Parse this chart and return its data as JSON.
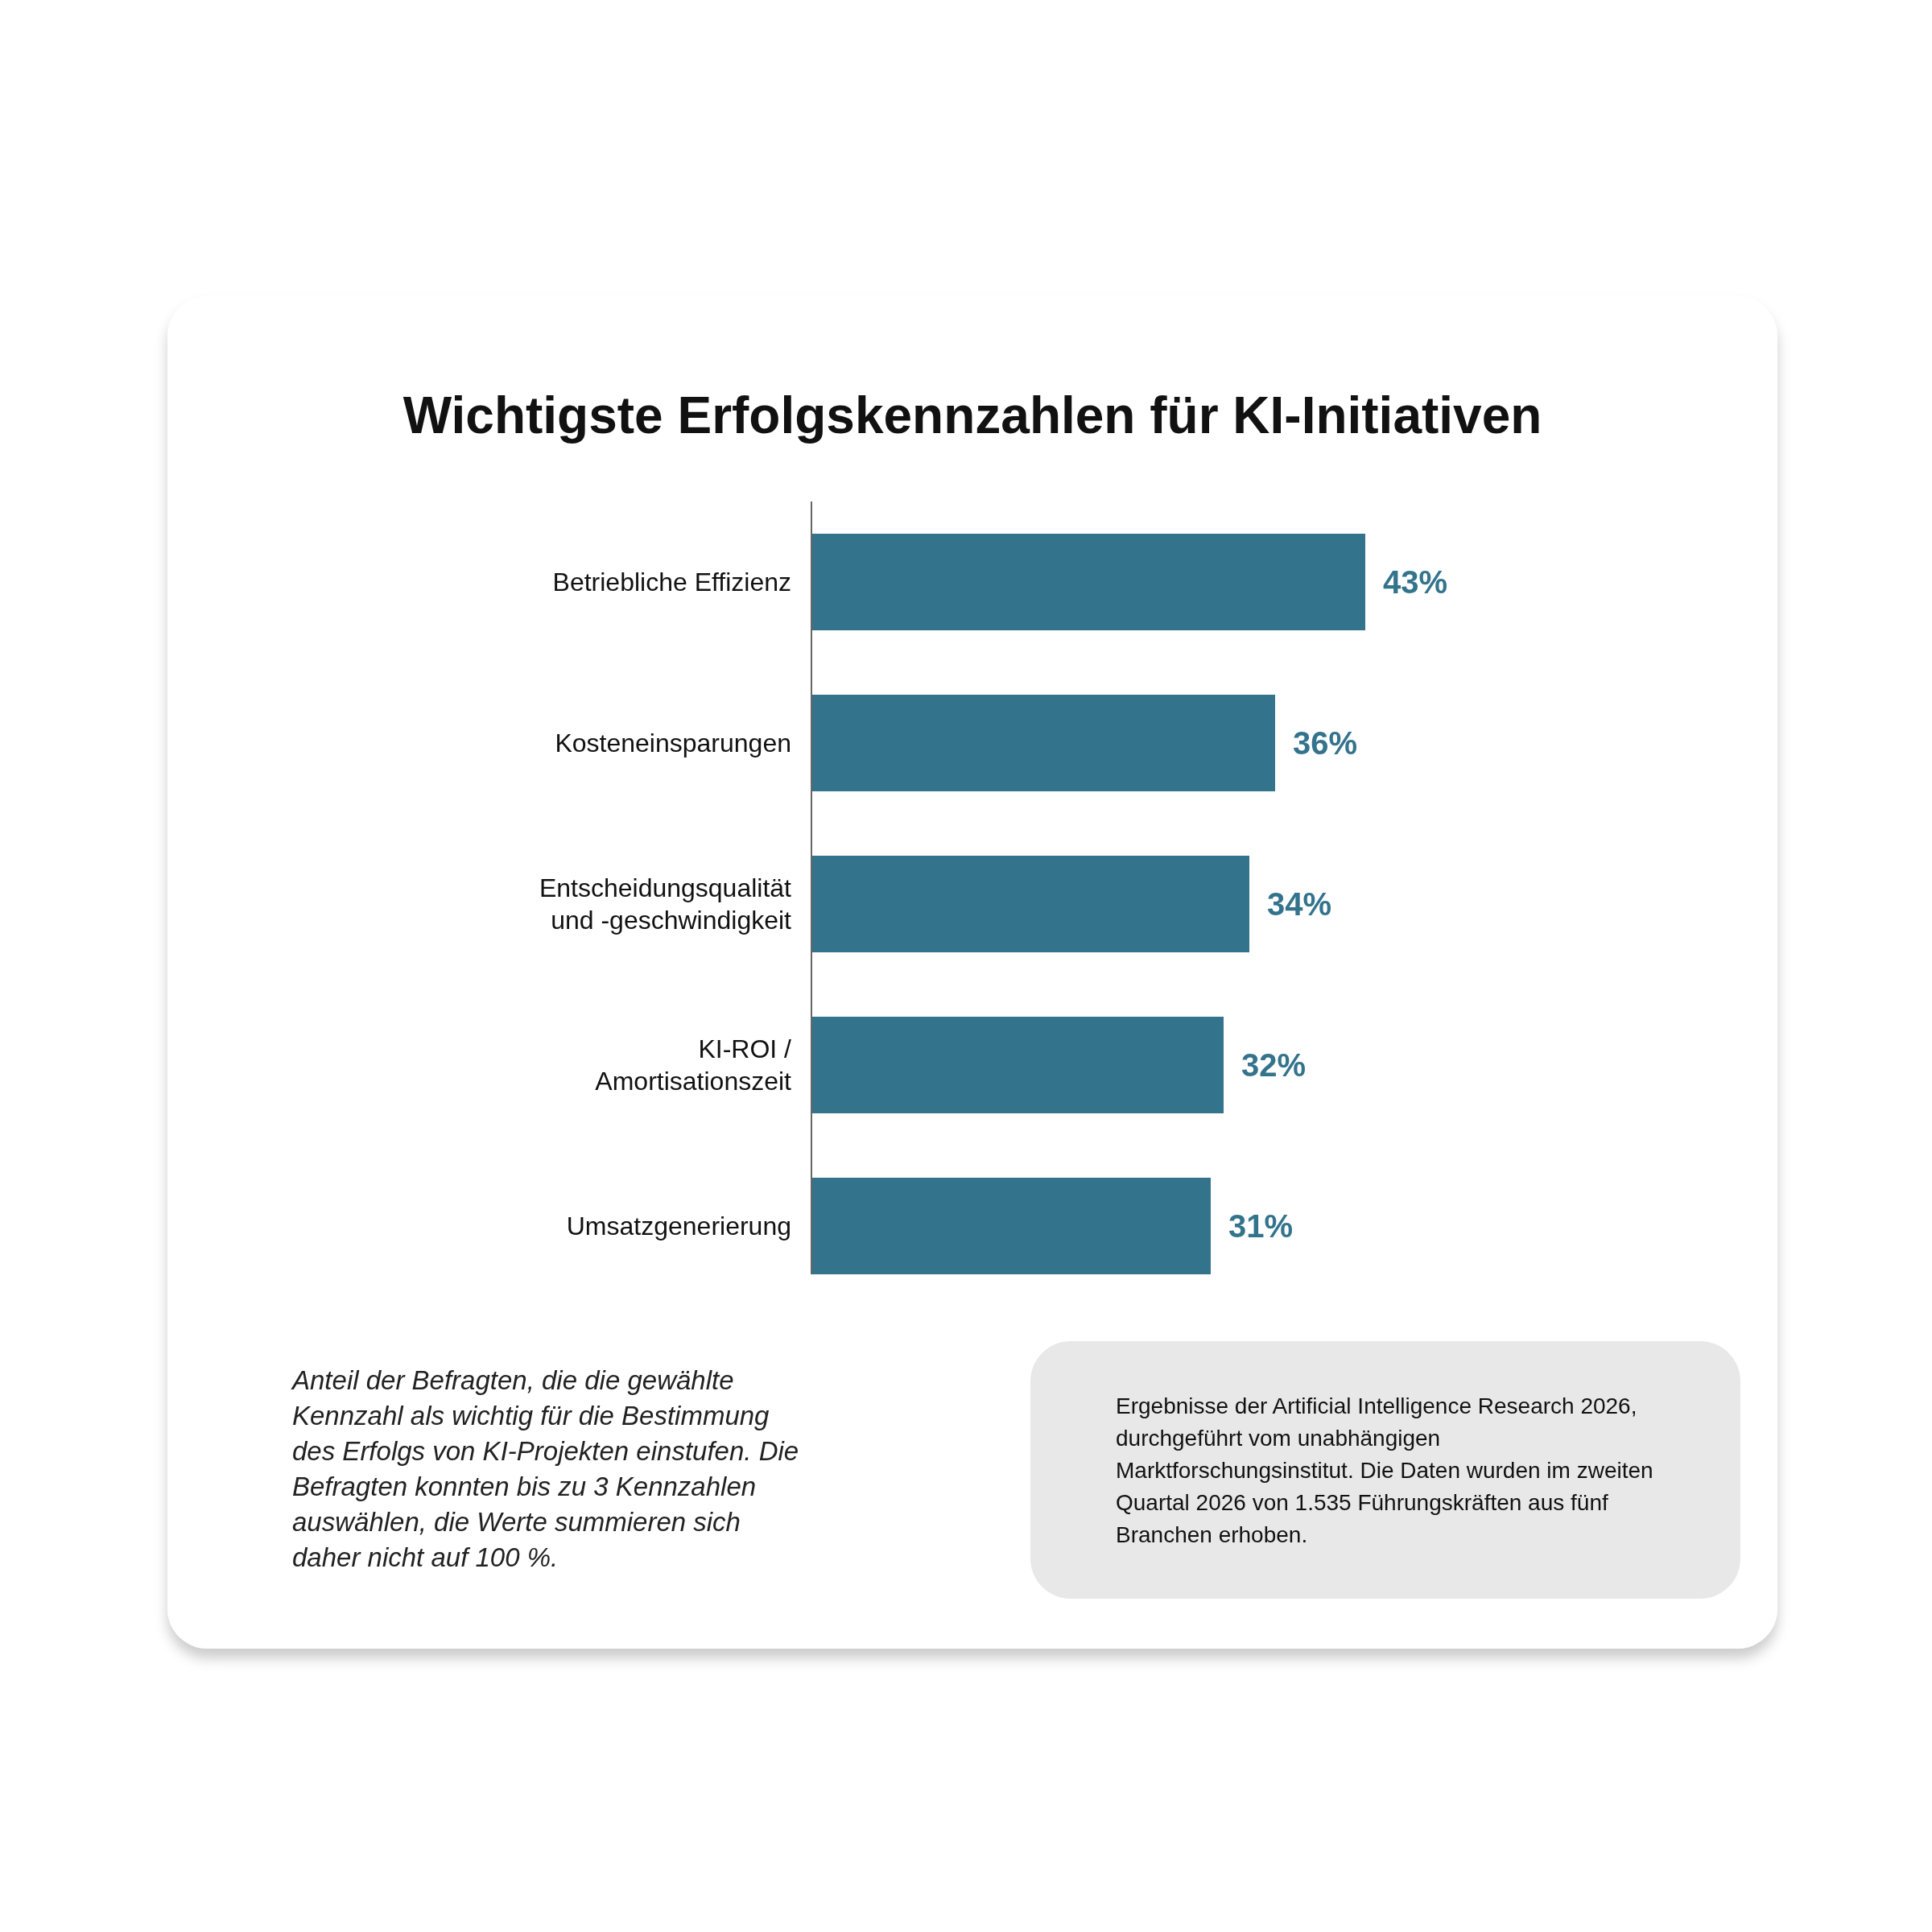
{
  "chart_data": {
    "type": "bar",
    "orientation": "horizontal",
    "title": "Wichtigste Erfolgskennzahlen für KI-Initiativen",
    "categories": [
      "Betriebliche Effizienz",
      "Kosteneinsparungen",
      "Entscheidungsqualität und -geschwindigkeit",
      "KI-ROI / Amortisationszeit",
      "Umsatzgenerierung"
    ],
    "values": [
      43,
      36,
      34,
      32,
      31
    ],
    "color": "#33738c",
    "data_labels": true,
    "value_labels": [
      "43%",
      "36%",
      "34%",
      "32%",
      "31%"
    ],
    "annotations": [
      "Anteil der Befragten, die die gewählte Kennzahl als wichtig für die Bestimmung des Erfolgs von KI-Projekten einstufen. Die Befragten konnten bis zu 3 Kennzahlen auswählen, die Werte summieren sich daher nicht auf 100 %.",
      "Ergebnisse der Artificial Intelligence Research 2026, durchgeführt vom unabhängigen Marktforschungsinstitut. Die Daten wurden im zweiten Quartal 2026 von 1.535 Führungskräften aus fünf Branchen erhoben."
    ]
  }
}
________
## Given task
Transcribe the records word for word and include no pictures.

## Response to the exercise
Parse this chart and return its data as JSON.
{
  "chart_data": {
    "type": "bar",
    "orientation": "horizontal",
    "title": "Wichtigste Erfolgskennzahlen für KI-Initiativen",
    "categories": [
      "Betriebliche Effizienz",
      "Kosteneinsparungen",
      "Entscheidungsqualität und -geschwindigkeit",
      "KI-ROI / Amortisationszeit",
      "Umsatzgenerierung"
    ],
    "values": [
      43,
      36,
      34,
      32,
      31
    ],
    "color": "#33738c",
    "data_labels": true,
    "value_labels": [
      "43%",
      "36%",
      "34%",
      "32%",
      "31%"
    ],
    "annotations": [
      "Anteil der Befragten, die die gewählte Kennzahl als wichtig für die Bestimmung des Erfolgs von KI-Projekten einstufen. Die Befragten konnten bis zu 3 Kennzahlen auswählen, die Werte summieren sich daher nicht auf 100 %.",
      "Ergebnisse der Artificial Intelligence Research 2026, durchgeführt vom unabhängigen Marktforschungsinstitut. Die Daten wurden im zweiten Quartal 2026 von 1.535 Führungskräften aus fünf Branchen erhoben."
    ]
  }
}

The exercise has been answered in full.